Task objective: Your task is to filter the data below down to the lines holding "Contoso".

◇ ◇ ◇ ◇

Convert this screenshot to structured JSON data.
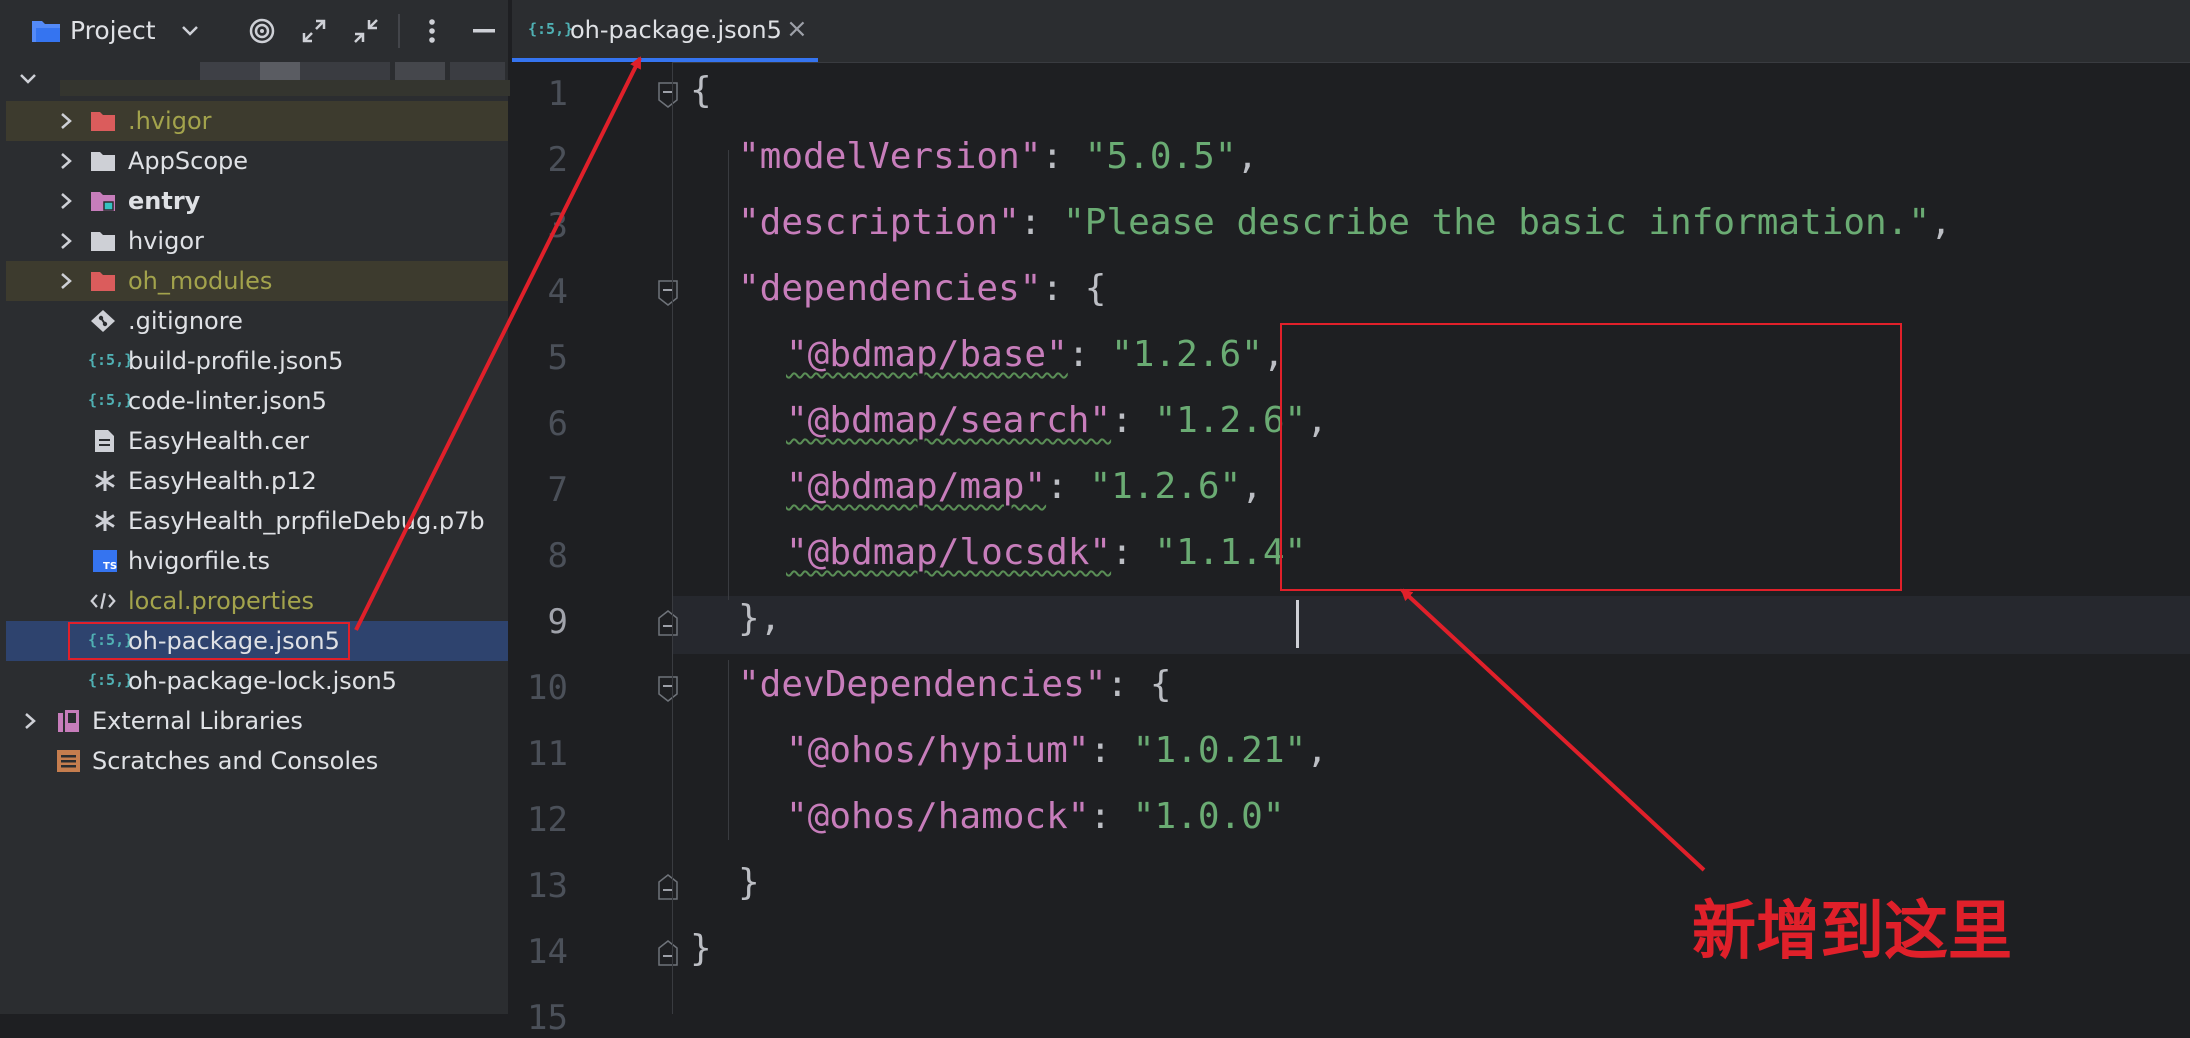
{
  "project_panel": {
    "title": "Project",
    "toolbar_icons": [
      "chevron-down-icon",
      "target-icon",
      "expand-all-icon",
      "collapse-all-icon",
      "more-icon",
      "minimize-icon"
    ],
    "tree": [
      {
        "label": ".hvigor",
        "type": "folder",
        "expandable": true,
        "style": "ignored"
      },
      {
        "label": "AppScope",
        "type": "folder",
        "expandable": true,
        "style": "normal"
      },
      {
        "label": "entry",
        "type": "module-folder",
        "expandable": true,
        "style": "bold"
      },
      {
        "label": "hvigor",
        "type": "folder",
        "expandable": true,
        "style": "normal"
      },
      {
        "label": "oh_modules",
        "type": "folder",
        "expandable": true,
        "style": "ignored"
      },
      {
        "label": ".gitignore",
        "type": "git-file"
      },
      {
        "label": "build-profile.json5",
        "type": "json5-file"
      },
      {
        "label": "code-linter.json5",
        "type": "json5-file"
      },
      {
        "label": "EasyHealth.cer",
        "type": "text-file"
      },
      {
        "label": "EasyHealth.p12",
        "type": "asterisk-file"
      },
      {
        "label": "EasyHealth_prpfileDebug.p7b",
        "type": "asterisk-file"
      },
      {
        "label": "hvigorfile.ts",
        "type": "ts-file"
      },
      {
        "label": "local.properties",
        "type": "properties-file",
        "style": "ignored"
      },
      {
        "label": "oh-package.json5",
        "type": "json5-file",
        "selected": true
      },
      {
        "label": "oh-package-lock.json5",
        "type": "json5-file"
      },
      {
        "label": "External Libraries",
        "type": "libraries"
      },
      {
        "label": "Scratches and Consoles",
        "type": "scratches"
      }
    ],
    "json5_badge": "{:5,}"
  },
  "editor": {
    "tab_title": "oh-package.json5",
    "tab_close": "×",
    "current_line": 9,
    "line_numbers": [
      "1",
      "2",
      "3",
      "4",
      "5",
      "6",
      "7",
      "8",
      "9",
      "10",
      "11",
      "12",
      "13",
      "14",
      "15"
    ],
    "code": {
      "l1_brace": "{",
      "l2_key": "\"modelVersion\"",
      "l2_val": "\"5.0.5\"",
      "l3_key": "\"description\"",
      "l3_val": "\"Please describe the basic information.\"",
      "l4_key": "\"dependencies\"",
      "l5_key": "\"@bdmap/base\"",
      "l5_val": "\"1.2.6\"",
      "l6_key": "\"@bdmap/search\"",
      "l6_val": "\"1.2.6\"",
      "l7_key": "\"@bdmap/map\"",
      "l7_val": "\"1.2.6\"",
      "l8_key": "\"@bdmap/locsdk\"",
      "l8_val": "\"1.1.4\"",
      "l9_close": "},",
      "l10_key": "\"devDependencies\"",
      "l11_key": "\"@ohos/hypium\"",
      "l11_val": "\"1.0.21\"",
      "l12_key": "\"@ohos/hamock\"",
      "l12_val": "\"1.0.0\"",
      "l13_close": "}",
      "l14_close": "}"
    }
  },
  "annotation": {
    "text": "新增到这里",
    "color": "#e0202a"
  }
}
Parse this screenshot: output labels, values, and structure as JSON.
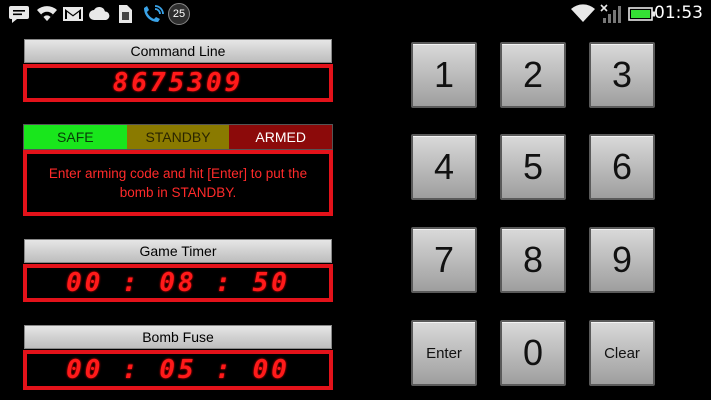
{
  "status_bar": {
    "time": "01:53",
    "notification_count": "25",
    "icons": [
      "message-icon",
      "wifi-icon",
      "gmail-icon",
      "cloud-icon",
      "sim-icon",
      "phone-wifi-icon",
      "clock-badge-icon",
      "wifi-signal-icon",
      "cell-signal-icon",
      "battery-icon"
    ]
  },
  "command_line": {
    "label": "Command Line",
    "value": "8675309"
  },
  "state": {
    "safe": "SAFE",
    "standby": "STANDBY",
    "armed": "ARMED",
    "message": "Enter arming code and hit [Enter] to put the bomb in STANDBY."
  },
  "game_timer": {
    "label": "Game Timer",
    "value": "00 : 08 : 50"
  },
  "bomb_fuse": {
    "label": "Bomb Fuse",
    "value": "00 : 05 : 00"
  },
  "keypad": {
    "k1": "1",
    "k2": "2",
    "k3": "3",
    "k4": "4",
    "k5": "5",
    "k6": "6",
    "k7": "7",
    "k8": "8",
    "k9": "9",
    "enter": "Enter",
    "k0": "0",
    "clear": "Clear"
  },
  "colors": {
    "accent_red": "#e3121a",
    "safe_green": "#19e61c",
    "standby_olive": "#8a7a00",
    "armed_red": "#8c0a0a"
  }
}
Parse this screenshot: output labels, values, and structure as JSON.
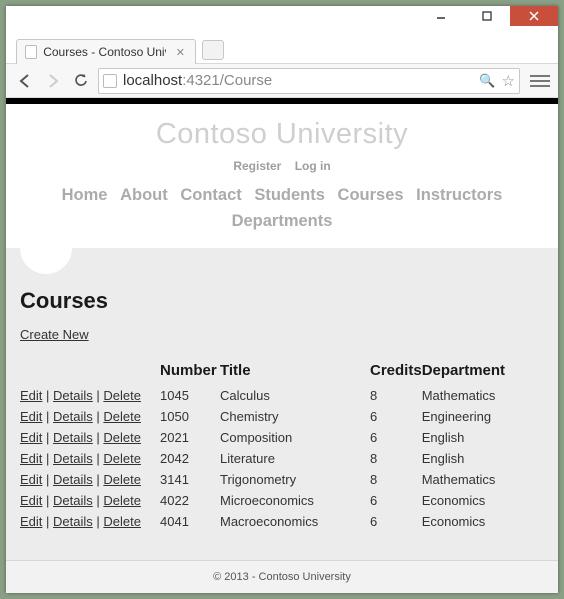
{
  "window": {
    "tab_title": "Courses - Contoso Univers"
  },
  "address": {
    "host": "localhost",
    "port_path": ":4321/Course"
  },
  "brand": "Contoso University",
  "auth": {
    "register": "Register",
    "login": "Log in"
  },
  "nav": {
    "home": "Home",
    "about": "About",
    "contact": "Contact",
    "students": "Students",
    "courses": "Courses",
    "instructors": "Instructors",
    "departments": "Departments"
  },
  "page": {
    "heading": "Courses",
    "create": "Create New"
  },
  "table": {
    "headers": {
      "number": "Number",
      "title": "Title",
      "credits": "Credits",
      "department": "Department"
    },
    "actions": {
      "edit": "Edit",
      "details": "Details",
      "delete": "Delete"
    },
    "rows": [
      {
        "number": "1045",
        "title": "Calculus",
        "credits": "8",
        "department": "Mathematics"
      },
      {
        "number": "1050",
        "title": "Chemistry",
        "credits": "6",
        "department": "Engineering"
      },
      {
        "number": "2021",
        "title": "Composition",
        "credits": "6",
        "department": "English"
      },
      {
        "number": "2042",
        "title": "Literature",
        "credits": "8",
        "department": "English"
      },
      {
        "number": "3141",
        "title": "Trigonometry",
        "credits": "8",
        "department": "Mathematics"
      },
      {
        "number": "4022",
        "title": "Microeconomics",
        "credits": "6",
        "department": "Economics"
      },
      {
        "number": "4041",
        "title": "Macroeconomics",
        "credits": "6",
        "department": "Economics"
      }
    ]
  },
  "footer": "© 2013 - Contoso University"
}
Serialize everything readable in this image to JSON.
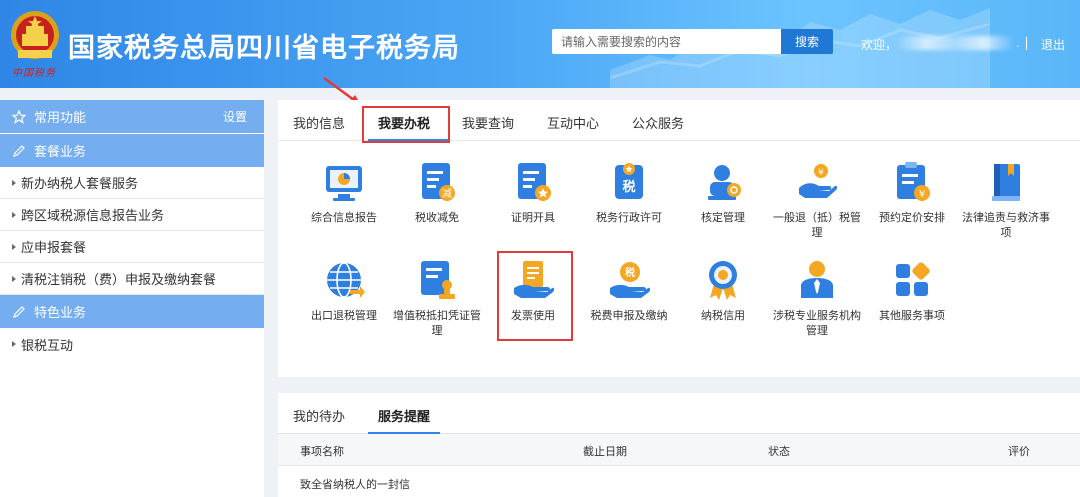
{
  "header": {
    "title": "国家税务总局四川省电子税务局",
    "seal_text": "中国税务",
    "search_placeholder": "请输入需要搜索的内容",
    "search_button": "搜索",
    "welcome": "欢迎，",
    "dot": ".",
    "logout": "退出"
  },
  "sidebar": {
    "common": {
      "label": "常用功能",
      "settings": "设置"
    },
    "package": {
      "label": "套餐业务"
    },
    "package_items": [
      "新办纳税人套餐服务",
      "跨区域税源信息报告业务",
      "应申报套餐",
      "清税注销税（费）申报及缴纳套餐"
    ],
    "special": {
      "label": "特色业务"
    },
    "special_items": [
      "银税互动"
    ]
  },
  "tabs": [
    "我的信息",
    "我要办税",
    "我要查询",
    "互动中心",
    "公众服务"
  ],
  "tiles_row1": [
    "综合信息报告",
    "税收减免",
    "证明开具",
    "税务行政许可",
    "核定管理",
    "一般退（抵）税管理",
    "预约定价安排",
    "法律追责与救济事项"
  ],
  "tiles_row2": [
    "出口退税管理",
    "增值税抵扣凭证管理",
    "发票使用",
    "税费申报及缴纳",
    "纳税信用",
    "涉税专业服务机构管理",
    "其他服务事项"
  ],
  "icon_text": {
    "reduce": "减",
    "tax": "税",
    "currency": "¥",
    "pay": "税"
  },
  "bottom_tabs": [
    "我的待办",
    "服务提醒"
  ],
  "table": {
    "headers": [
      "事项名称",
      "截止日期",
      "状态",
      "评价"
    ],
    "rows": [
      "致全省纳税人的一封信"
    ]
  },
  "colors": {
    "header_blue": "#2f86e6",
    "sidebar_head": "#74aef0",
    "highlight_red": "#e13b3b",
    "icon_blue": "#2f7fe0",
    "icon_orange": "#f5a623"
  }
}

◇ ◇ ◇ ◇

Response to the exercise:
    "tab_title": "Courses - Contoso Univers"
  "brand": "Contoso University",
  "footer": "© 2013 - Contoso University"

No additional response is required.